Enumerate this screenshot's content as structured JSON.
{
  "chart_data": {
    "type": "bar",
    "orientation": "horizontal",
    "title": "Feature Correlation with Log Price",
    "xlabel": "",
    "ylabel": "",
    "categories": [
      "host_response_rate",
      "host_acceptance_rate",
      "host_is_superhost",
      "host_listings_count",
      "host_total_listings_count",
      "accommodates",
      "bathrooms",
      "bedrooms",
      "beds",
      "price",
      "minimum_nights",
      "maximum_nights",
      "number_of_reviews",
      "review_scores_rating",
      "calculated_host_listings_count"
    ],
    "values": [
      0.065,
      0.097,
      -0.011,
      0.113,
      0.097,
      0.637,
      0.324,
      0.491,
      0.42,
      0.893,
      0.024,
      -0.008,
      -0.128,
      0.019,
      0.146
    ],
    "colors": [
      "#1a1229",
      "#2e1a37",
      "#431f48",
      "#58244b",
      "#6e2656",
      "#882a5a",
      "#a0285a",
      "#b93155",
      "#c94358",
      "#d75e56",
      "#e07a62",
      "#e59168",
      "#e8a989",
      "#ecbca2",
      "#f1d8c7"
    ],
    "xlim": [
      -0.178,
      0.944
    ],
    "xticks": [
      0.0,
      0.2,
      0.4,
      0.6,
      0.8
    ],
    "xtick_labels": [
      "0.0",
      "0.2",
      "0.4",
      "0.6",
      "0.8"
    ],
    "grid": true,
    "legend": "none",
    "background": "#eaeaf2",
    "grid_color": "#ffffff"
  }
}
------------------------------------------------
### SET PROBLEM
Type the material above out again, exactly.

### THE REPLY
Enumerate this screenshot's content as structured JSON.
{
  "chart_data": {
    "type": "bar",
    "orientation": "horizontal",
    "title": "Feature Correlation with Log Price",
    "xlabel": "",
    "ylabel": "",
    "categories": [
      "host_response_rate",
      "host_acceptance_rate",
      "host_is_superhost",
      "host_listings_count",
      "host_total_listings_count",
      "accommodates",
      "bathrooms",
      "bedrooms",
      "beds",
      "price",
      "minimum_nights",
      "maximum_nights",
      "number_of_reviews",
      "review_scores_rating",
      "calculated_host_listings_count"
    ],
    "values": [
      0.065,
      0.097,
      -0.011,
      0.113,
      0.097,
      0.637,
      0.324,
      0.491,
      0.42,
      0.893,
      0.024,
      -0.008,
      -0.128,
      0.019,
      0.146
    ],
    "colors": [
      "#1a1229",
      "#2e1a37",
      "#431f48",
      "#58244b",
      "#6e2656",
      "#882a5a",
      "#a0285a",
      "#b93155",
      "#c94358",
      "#d75e56",
      "#e07a62",
      "#e59168",
      "#e8a989",
      "#ecbca2",
      "#f1d8c7"
    ],
    "xlim": [
      -0.178,
      0.944
    ],
    "xticks": [
      0.0,
      0.2,
      0.4,
      0.6,
      0.8
    ],
    "xtick_labels": [
      "0.0",
      "0.2",
      "0.4",
      "0.6",
      "0.8"
    ],
    "grid": true,
    "legend": "none",
    "background": "#eaeaf2",
    "grid_color": "#ffffff"
  }
}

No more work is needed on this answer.